Answer with a single number: how many lines in the listing below include "marker"?
## begin SUPPLIED INFORMATION
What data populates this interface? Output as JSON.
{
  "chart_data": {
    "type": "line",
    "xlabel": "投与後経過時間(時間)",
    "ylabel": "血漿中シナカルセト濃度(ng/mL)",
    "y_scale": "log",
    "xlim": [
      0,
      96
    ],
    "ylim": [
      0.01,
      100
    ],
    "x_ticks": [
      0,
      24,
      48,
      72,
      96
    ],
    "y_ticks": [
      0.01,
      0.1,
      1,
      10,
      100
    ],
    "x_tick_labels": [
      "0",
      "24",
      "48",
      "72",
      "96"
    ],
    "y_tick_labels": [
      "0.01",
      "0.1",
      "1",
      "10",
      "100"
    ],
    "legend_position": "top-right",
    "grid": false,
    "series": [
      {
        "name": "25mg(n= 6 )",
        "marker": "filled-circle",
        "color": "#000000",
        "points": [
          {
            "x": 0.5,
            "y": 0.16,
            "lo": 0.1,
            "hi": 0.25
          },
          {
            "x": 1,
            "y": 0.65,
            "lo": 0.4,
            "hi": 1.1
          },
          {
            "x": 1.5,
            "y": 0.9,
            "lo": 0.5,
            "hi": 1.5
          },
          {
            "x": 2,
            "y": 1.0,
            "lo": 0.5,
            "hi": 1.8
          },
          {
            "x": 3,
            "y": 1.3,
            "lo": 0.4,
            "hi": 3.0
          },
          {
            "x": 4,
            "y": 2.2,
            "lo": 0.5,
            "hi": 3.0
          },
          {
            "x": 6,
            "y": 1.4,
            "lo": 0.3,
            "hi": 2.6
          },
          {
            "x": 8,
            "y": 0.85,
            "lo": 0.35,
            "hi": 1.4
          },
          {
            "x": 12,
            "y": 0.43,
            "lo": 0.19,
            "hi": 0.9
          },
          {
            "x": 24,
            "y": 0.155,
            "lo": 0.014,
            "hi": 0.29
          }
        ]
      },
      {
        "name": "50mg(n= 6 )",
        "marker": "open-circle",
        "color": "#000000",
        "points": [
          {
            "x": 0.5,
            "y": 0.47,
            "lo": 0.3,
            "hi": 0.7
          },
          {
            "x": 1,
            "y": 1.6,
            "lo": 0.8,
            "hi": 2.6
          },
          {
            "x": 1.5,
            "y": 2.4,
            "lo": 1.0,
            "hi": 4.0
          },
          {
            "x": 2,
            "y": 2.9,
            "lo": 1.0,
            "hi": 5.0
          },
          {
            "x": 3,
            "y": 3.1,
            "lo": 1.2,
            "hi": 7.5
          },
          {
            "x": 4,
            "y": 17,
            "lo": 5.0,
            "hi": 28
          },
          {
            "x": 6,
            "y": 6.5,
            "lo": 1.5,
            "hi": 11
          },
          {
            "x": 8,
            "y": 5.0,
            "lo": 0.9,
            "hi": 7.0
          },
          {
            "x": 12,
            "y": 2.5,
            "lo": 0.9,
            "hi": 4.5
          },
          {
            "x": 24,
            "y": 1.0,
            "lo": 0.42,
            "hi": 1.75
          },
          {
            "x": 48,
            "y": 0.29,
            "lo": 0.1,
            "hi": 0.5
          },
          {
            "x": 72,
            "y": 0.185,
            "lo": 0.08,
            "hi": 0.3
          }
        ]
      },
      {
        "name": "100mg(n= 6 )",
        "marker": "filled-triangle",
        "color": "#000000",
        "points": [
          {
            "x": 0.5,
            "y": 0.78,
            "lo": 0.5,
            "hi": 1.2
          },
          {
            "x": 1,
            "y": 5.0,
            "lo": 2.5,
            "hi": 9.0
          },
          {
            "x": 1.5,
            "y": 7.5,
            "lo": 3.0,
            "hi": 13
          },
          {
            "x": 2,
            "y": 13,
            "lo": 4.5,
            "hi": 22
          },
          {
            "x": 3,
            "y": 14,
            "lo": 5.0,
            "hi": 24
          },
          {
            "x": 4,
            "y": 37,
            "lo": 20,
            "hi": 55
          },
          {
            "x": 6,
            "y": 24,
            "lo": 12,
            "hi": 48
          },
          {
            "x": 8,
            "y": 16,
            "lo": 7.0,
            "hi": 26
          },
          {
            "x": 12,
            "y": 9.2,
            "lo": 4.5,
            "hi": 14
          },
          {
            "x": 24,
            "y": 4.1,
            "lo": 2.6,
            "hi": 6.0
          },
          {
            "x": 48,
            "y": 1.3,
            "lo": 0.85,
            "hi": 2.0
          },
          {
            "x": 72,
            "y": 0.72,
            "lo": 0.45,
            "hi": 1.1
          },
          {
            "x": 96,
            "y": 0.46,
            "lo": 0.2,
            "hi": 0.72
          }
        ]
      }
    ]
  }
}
## end SUPPLIED INFORMATION
RESULT
3